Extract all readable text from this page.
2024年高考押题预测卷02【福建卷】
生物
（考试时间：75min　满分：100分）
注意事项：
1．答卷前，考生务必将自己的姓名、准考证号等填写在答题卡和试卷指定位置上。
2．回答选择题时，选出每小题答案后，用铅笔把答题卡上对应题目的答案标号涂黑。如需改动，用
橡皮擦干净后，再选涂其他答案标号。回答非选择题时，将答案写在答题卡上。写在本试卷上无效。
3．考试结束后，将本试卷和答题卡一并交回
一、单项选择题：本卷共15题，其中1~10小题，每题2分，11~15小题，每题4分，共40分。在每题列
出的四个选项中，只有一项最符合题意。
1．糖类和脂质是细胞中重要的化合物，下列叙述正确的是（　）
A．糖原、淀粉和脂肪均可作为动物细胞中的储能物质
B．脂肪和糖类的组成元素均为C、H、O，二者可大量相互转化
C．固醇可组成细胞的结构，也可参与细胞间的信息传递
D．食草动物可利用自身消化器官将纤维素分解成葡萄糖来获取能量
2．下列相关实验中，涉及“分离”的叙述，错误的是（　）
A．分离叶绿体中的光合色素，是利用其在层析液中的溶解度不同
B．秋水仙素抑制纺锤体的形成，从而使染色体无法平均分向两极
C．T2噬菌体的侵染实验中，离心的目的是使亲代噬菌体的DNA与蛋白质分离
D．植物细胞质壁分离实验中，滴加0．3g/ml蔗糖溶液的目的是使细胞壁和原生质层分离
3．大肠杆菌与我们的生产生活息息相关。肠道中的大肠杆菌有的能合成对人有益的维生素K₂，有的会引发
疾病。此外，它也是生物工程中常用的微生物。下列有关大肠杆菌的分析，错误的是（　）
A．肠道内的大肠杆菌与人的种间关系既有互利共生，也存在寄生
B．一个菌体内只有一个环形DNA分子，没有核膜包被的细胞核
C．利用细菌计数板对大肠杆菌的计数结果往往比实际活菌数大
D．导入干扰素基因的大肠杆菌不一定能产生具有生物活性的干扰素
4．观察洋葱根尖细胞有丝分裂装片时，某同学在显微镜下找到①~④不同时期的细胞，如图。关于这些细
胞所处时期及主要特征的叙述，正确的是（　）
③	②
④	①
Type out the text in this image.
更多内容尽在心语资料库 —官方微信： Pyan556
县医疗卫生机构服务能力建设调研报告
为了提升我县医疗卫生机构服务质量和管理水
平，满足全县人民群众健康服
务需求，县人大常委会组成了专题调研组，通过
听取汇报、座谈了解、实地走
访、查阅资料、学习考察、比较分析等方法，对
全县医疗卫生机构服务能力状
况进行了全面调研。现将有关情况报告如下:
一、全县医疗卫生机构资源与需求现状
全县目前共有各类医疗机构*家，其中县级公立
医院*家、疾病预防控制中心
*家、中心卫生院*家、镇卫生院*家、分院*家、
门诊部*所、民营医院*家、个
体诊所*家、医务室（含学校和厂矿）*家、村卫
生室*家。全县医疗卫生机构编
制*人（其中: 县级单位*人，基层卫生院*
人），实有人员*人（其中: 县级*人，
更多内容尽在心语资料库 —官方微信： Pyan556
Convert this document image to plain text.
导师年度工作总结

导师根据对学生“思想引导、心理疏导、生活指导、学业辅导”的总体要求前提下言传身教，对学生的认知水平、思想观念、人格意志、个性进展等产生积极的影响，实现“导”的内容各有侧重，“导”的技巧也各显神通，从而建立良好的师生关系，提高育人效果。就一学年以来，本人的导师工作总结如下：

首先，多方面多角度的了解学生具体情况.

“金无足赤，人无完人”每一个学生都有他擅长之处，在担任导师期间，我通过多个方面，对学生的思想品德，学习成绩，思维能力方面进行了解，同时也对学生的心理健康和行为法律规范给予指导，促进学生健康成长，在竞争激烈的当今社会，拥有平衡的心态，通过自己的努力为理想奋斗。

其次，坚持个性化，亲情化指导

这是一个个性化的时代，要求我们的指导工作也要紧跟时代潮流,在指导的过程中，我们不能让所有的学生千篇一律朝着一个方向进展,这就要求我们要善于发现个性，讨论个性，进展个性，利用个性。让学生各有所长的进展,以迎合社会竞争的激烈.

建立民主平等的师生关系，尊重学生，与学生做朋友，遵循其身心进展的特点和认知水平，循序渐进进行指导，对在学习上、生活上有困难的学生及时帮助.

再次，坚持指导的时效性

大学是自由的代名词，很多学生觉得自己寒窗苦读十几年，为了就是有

• _THE EXERCISE_: Locate the lines above that contain "text" and copy them.

• _RESULT BELOW_:
Extract all readable text from this page.
Type out the text in this image.
Convert this document image to plain text.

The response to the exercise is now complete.